Stored items:

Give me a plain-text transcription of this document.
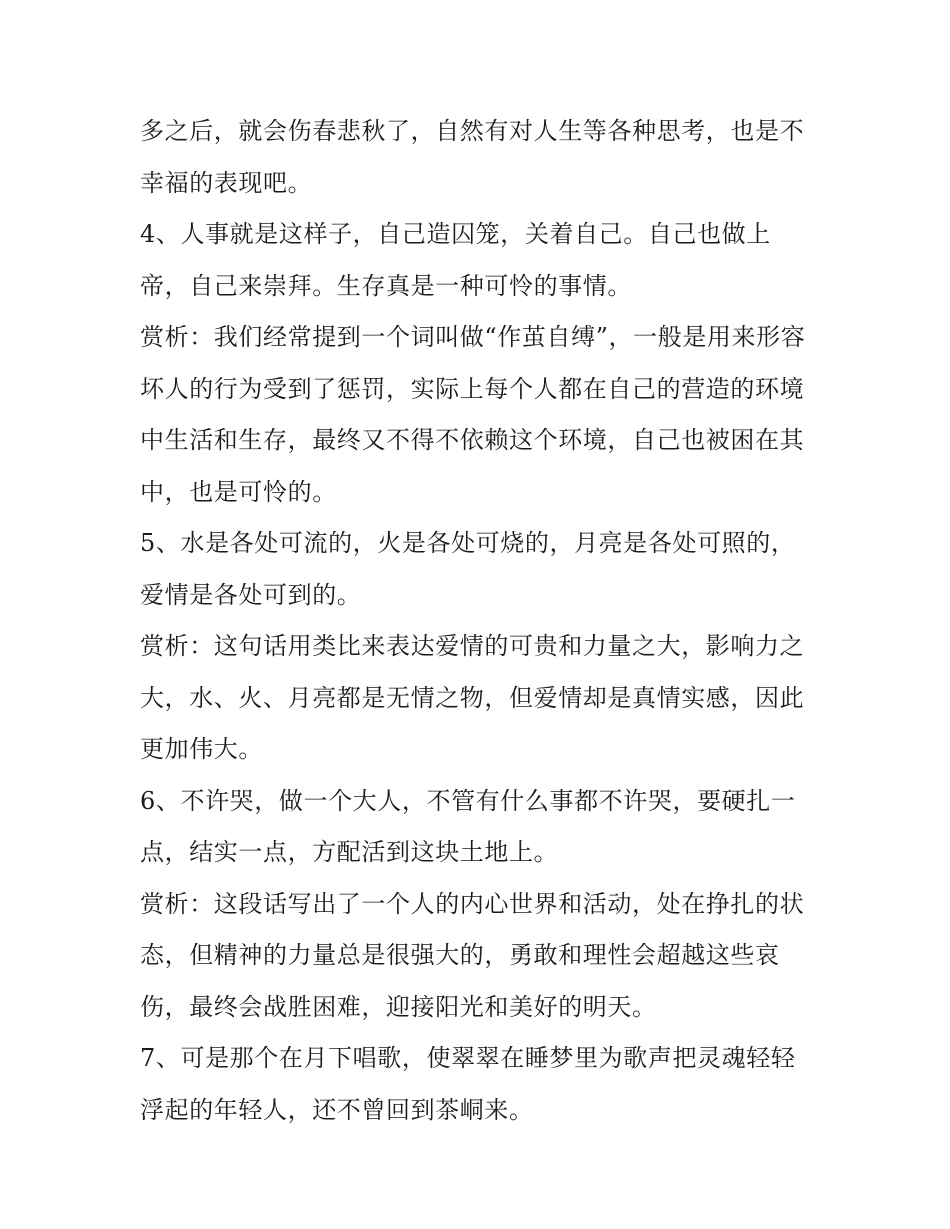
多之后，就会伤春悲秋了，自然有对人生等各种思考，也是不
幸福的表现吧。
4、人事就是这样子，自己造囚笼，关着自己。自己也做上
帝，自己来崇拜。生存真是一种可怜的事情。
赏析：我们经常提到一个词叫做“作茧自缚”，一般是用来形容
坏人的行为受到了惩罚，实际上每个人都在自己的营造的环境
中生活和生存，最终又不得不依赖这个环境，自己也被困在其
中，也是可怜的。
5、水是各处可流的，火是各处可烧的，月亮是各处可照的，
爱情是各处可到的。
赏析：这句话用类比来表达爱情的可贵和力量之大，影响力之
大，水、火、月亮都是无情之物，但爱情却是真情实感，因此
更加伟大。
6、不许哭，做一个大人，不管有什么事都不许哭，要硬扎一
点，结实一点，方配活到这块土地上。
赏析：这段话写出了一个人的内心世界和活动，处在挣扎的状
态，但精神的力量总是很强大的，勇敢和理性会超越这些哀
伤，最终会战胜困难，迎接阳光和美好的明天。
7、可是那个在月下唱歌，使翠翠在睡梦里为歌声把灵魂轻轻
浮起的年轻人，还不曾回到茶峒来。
--
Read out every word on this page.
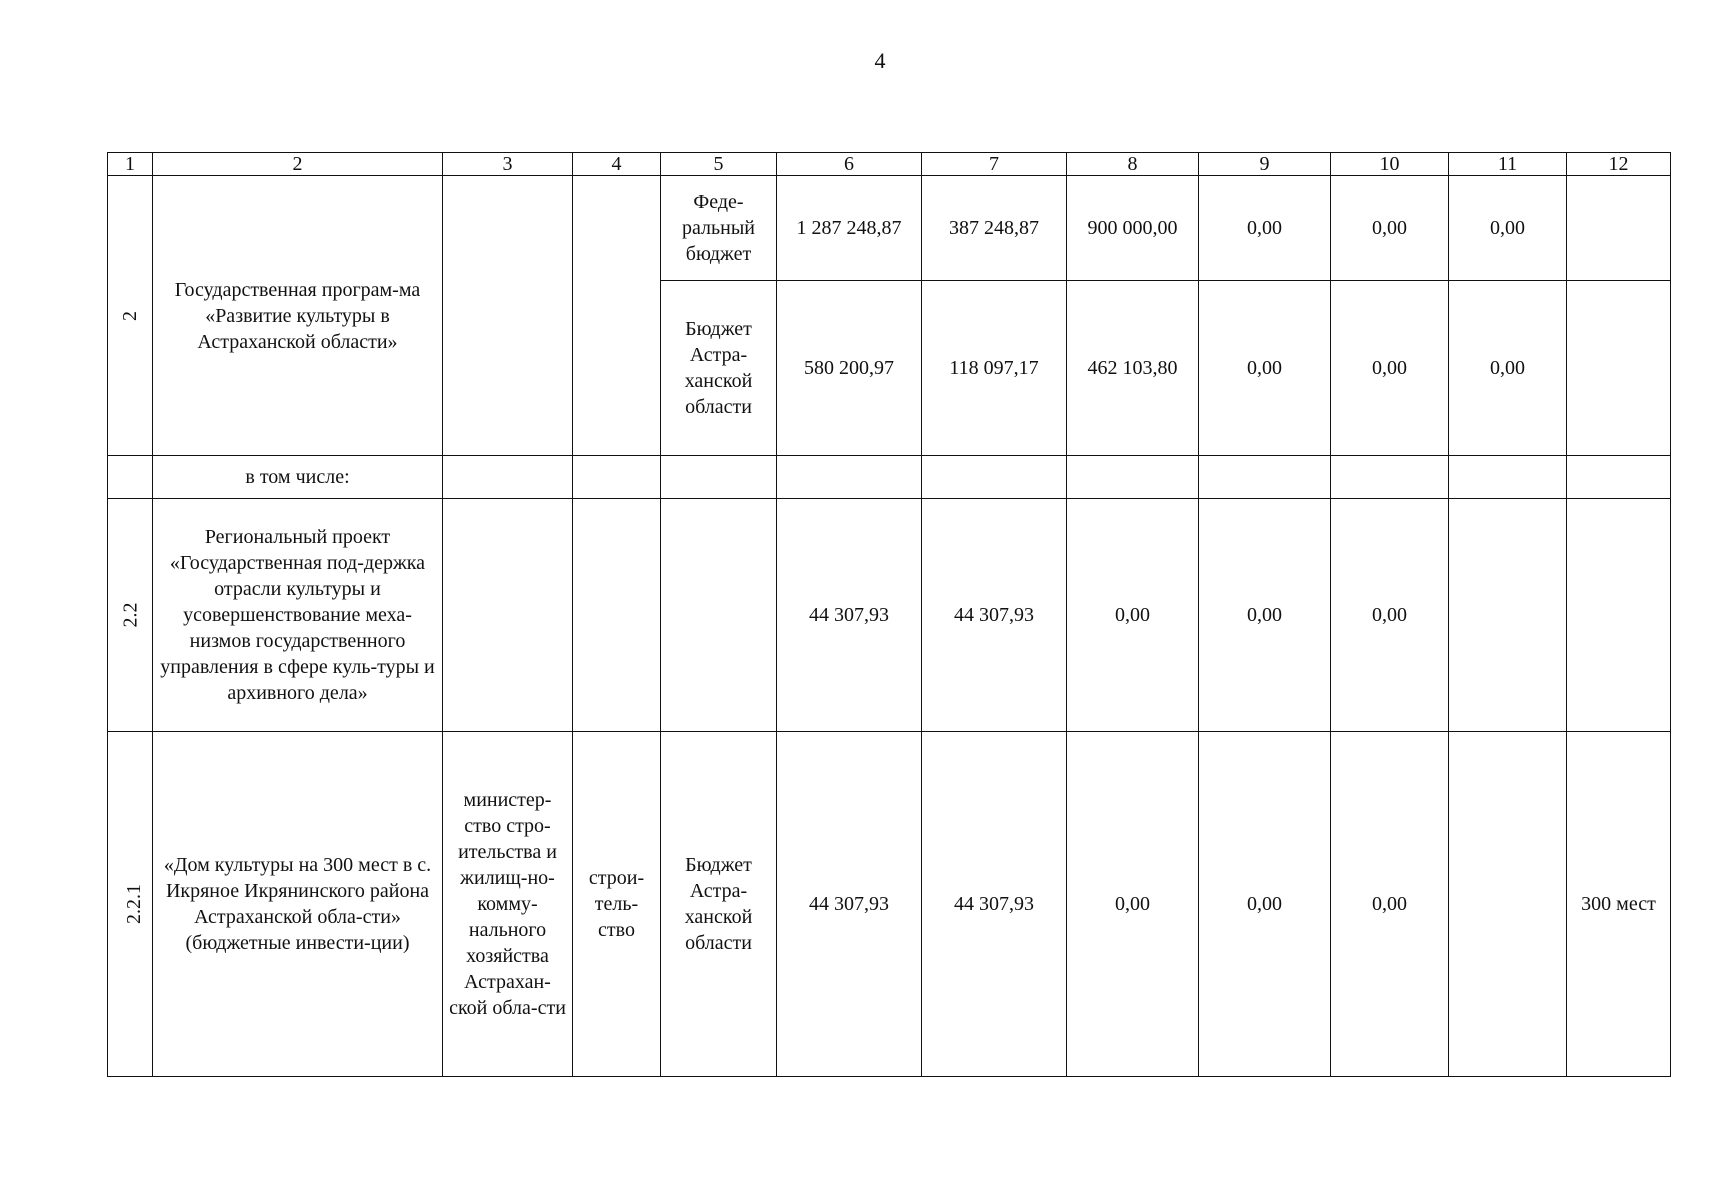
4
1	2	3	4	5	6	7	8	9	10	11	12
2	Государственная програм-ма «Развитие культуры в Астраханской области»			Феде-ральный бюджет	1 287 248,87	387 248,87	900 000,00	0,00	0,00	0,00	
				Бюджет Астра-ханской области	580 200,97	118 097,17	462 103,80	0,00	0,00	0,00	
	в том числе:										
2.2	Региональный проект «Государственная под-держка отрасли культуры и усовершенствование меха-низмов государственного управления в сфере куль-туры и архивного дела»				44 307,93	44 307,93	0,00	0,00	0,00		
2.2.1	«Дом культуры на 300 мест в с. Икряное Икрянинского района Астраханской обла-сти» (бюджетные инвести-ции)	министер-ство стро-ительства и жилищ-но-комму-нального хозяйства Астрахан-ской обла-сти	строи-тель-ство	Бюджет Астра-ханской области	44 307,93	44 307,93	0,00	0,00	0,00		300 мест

## Problem requirements
Copy all lines of the material above where the string "this" occurs.

## Worked answer
Give me a plain-text transcription of this document.
Read out every word on this page.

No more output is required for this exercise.